**What needs to be done:** Will you give every entry again exactly as it stands?

**Collected data:**
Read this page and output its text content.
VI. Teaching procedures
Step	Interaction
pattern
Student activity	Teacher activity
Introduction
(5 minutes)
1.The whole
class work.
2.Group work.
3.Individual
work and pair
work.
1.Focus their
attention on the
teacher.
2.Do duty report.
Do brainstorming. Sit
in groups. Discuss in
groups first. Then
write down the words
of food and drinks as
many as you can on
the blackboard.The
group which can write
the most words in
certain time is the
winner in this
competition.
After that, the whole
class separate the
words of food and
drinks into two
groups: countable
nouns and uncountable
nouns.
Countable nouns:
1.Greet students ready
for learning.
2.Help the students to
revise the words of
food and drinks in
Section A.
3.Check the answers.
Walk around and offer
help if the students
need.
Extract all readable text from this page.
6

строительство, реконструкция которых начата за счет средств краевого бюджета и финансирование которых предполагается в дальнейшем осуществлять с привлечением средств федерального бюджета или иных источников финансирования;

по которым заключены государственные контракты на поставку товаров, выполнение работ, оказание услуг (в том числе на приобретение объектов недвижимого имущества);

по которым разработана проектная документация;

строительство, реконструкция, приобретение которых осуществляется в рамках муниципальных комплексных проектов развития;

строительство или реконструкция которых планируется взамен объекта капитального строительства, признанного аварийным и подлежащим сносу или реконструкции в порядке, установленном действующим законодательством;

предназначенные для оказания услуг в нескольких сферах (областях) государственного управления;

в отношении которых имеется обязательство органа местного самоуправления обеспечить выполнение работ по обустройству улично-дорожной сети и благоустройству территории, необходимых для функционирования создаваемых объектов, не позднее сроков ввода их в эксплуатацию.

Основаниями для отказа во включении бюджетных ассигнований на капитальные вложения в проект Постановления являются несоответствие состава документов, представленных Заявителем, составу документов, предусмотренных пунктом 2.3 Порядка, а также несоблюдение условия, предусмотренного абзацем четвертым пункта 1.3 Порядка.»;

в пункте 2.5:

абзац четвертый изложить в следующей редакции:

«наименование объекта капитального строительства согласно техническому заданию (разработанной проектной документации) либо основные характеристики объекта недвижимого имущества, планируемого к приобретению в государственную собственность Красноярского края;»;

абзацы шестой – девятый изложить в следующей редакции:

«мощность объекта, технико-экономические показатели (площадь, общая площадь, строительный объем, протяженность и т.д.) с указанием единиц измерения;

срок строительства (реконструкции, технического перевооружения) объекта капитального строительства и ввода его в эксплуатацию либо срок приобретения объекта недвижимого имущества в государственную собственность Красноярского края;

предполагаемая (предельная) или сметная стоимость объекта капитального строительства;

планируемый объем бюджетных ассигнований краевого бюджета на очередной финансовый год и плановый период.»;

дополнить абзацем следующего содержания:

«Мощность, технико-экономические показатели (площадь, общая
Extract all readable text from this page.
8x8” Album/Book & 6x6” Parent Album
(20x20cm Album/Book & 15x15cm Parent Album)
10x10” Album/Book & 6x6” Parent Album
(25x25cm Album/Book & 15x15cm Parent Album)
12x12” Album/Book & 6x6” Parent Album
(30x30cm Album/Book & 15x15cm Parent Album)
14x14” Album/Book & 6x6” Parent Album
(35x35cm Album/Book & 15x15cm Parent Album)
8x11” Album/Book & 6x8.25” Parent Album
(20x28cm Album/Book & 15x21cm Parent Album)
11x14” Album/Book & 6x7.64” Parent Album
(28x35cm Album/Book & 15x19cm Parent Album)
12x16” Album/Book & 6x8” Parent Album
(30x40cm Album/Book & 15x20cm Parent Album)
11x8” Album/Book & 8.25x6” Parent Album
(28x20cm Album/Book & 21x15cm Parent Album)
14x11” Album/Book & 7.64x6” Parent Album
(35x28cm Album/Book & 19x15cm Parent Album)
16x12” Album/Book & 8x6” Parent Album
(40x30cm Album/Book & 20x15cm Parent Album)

**Worked answer:**
Read this page and output its text content.
VI. Teaching procedures
Step	Interaction
pattern
Student activity	Teacher activity
Introduction
(5 minutes)
1.The whole
class work.
2.Group work.
3.Individual
work and pair
work.
1.Focus their
attention on the
teacher.
2.Do duty report.
Do brainstorming. Sit
in groups. Discuss in
groups first. Then
write down the words
of food and drinks as
many as you can on
the blackboard.The
group which can write
the most words in
certain time is the
winner in this
competition.
After that, the whole
class separate the
words of food and
drinks into two
groups: countable
nouns and uncountable
nouns.
Countable nouns:
1.Greet students ready
for learning.
2.Help the students to
revise the words of
food and drinks in
Section A.
3.Check the answers.
Walk around and offer
help if the students
need.
Extract all readable text from this page.
6

строительство, реконструкция которых начата за счет средств краевого бюджета и финансирование которых предполагается в дальнейшем осуществлять с привлечением средств федерального бюджета или иных источников финансирования;

по которым заключены государственные контракты на поставку товаров, выполнение работ, оказание услуг (в том числе на приобретение объектов недвижимого имущества);

по которым разработана проектная документация;

строительство, реконструкция, приобретение которых осуществляется в рамках муниципальных комплексных проектов развития;

строительство или реконструкция которых планируется взамен объекта капитального строительства, признанного аварийным и подлежащим сносу или реконструкции в порядке, установленном действующим законодательством;

предназначенные для оказания услуг в нескольких сферах (областях) государственного управления;

в отношении которых имеется обязательство органа местного самоуправления обеспечить выполнение работ по обустройству улично-дорожной сети и благоустройству территории, необходимых для функционирования создаваемых объектов, не позднее сроков ввода их в эксплуатацию.

Основаниями для отказа во включении бюджетных ассигнований на капитальные вложения в проект Постановления являются несоответствие состава документов, представленных Заявителем, составу документов, предусмотренных пунктом 2.3 Порядка, а также несоблюдение условия, предусмотренного абзацем четвертым пункта 1.3 Порядка.»;

в пункте 2.5:

абзац четвертый изложить в следующей редакции:

«наименование объекта капитального строительства согласно техническому заданию (разработанной проектной документации) либо основные характеристики объекта недвижимого имущества, планируемого к приобретению в государственную собственность Красноярского края;»;

абзацы шестой – девятый изложить в следующей редакции:

«мощность объекта, технико-экономические показатели (площадь, общая площадь, строительный объем, протяженность и т.д.) с указанием единиц измерения;

срок строительства (реконструкции, технического перевооружения) объекта капитального строительства и ввода его в эксплуатацию либо срок приобретения объекта недвижимого имущества в государственную собственность Красноярского края;

предполагаемая (предельная) или сметная стоимость объекта капитального строительства;

планируемый объем бюджетных ассигнований краевого бюджета на очередной финансовый год и плановый период.»;

дополнить абзацем следующего содержания:

«Мощность, технико-экономические показатели (площадь, общая
Extract all readable text from this page.
8x8” Album/Book & 6x6” Parent Album
(20x20cm Album/Book & 15x15cm Parent Album)
10x10” Album/Book & 6x6” Parent Album
(25x25cm Album/Book & 15x15cm Parent Album)
12x12” Album/Book & 6x6” Parent Album
(30x30cm Album/Book & 15x15cm Parent Album)
14x14” Album/Book & 6x6” Parent Album
(35x35cm Album/Book & 15x15cm Parent Album)
8x11” Album/Book & 6x8.25” Parent Album
(20x28cm Album/Book & 15x21cm Parent Album)
11x14” Album/Book & 6x7.64” Parent Album
(28x35cm Album/Book & 15x19cm Parent Album)
12x16” Album/Book & 6x8” Parent Album
(30x40cm Album/Book & 15x20cm Parent Album)
11x8” Album/Book & 8.25x6” Parent Album
(28x20cm Album/Book & 21x15cm Parent Album)
14x11” Album/Book & 7.64x6” Parent Album
(35x28cm Album/Book & 19x15cm Parent Album)
16x12” Album/Book & 8x6” Parent Album
(40x30cm Album/Book & 20x15cm Parent Album)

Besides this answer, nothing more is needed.